Count the lines below that contain the word "pensili" and give only that number.

-- start Excerpted data --

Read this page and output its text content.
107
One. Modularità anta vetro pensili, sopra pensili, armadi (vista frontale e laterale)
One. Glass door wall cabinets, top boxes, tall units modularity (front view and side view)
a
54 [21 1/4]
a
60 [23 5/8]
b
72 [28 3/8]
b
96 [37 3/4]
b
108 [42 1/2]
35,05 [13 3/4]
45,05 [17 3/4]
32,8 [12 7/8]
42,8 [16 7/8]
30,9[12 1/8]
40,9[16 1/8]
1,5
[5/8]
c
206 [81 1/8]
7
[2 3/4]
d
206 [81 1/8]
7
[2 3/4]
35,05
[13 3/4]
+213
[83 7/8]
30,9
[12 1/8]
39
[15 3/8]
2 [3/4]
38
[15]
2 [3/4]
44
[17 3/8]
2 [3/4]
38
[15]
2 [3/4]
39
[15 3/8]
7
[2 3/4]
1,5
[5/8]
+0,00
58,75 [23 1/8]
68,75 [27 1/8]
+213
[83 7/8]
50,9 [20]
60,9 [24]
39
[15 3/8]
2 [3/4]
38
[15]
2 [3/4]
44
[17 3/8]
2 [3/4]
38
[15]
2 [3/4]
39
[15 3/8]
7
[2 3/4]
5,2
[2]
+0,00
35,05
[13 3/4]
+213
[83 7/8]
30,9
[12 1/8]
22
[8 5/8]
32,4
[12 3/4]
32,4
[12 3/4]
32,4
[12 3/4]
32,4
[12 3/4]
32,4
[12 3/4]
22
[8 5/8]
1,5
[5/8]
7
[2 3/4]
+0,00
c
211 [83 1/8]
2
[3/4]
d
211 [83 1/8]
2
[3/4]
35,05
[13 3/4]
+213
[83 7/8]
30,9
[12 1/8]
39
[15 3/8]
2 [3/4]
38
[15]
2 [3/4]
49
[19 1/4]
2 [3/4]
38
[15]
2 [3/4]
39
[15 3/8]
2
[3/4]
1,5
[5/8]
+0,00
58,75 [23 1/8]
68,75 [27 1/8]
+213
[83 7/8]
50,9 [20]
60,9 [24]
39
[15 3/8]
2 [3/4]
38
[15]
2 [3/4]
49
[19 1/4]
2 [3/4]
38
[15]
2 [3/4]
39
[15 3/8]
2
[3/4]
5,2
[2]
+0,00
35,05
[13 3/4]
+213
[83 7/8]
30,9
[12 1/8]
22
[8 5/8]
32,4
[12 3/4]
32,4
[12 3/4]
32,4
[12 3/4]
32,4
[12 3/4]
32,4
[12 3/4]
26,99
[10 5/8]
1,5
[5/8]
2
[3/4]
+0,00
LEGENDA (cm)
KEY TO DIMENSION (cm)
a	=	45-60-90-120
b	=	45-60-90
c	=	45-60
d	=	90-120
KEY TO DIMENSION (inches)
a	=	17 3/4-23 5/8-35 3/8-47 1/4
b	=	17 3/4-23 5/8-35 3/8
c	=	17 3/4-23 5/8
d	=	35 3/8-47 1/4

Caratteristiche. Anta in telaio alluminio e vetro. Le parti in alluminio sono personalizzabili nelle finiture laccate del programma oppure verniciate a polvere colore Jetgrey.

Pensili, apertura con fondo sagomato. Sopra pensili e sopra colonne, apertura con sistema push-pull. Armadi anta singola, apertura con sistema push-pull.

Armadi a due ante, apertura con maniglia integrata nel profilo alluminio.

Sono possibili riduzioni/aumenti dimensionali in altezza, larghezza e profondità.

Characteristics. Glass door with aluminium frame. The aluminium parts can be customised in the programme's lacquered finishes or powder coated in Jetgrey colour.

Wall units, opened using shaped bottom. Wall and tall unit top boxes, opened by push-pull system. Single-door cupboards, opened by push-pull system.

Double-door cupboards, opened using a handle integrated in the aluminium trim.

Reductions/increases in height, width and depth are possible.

-- end Excerpted data --

> Exercise solution
2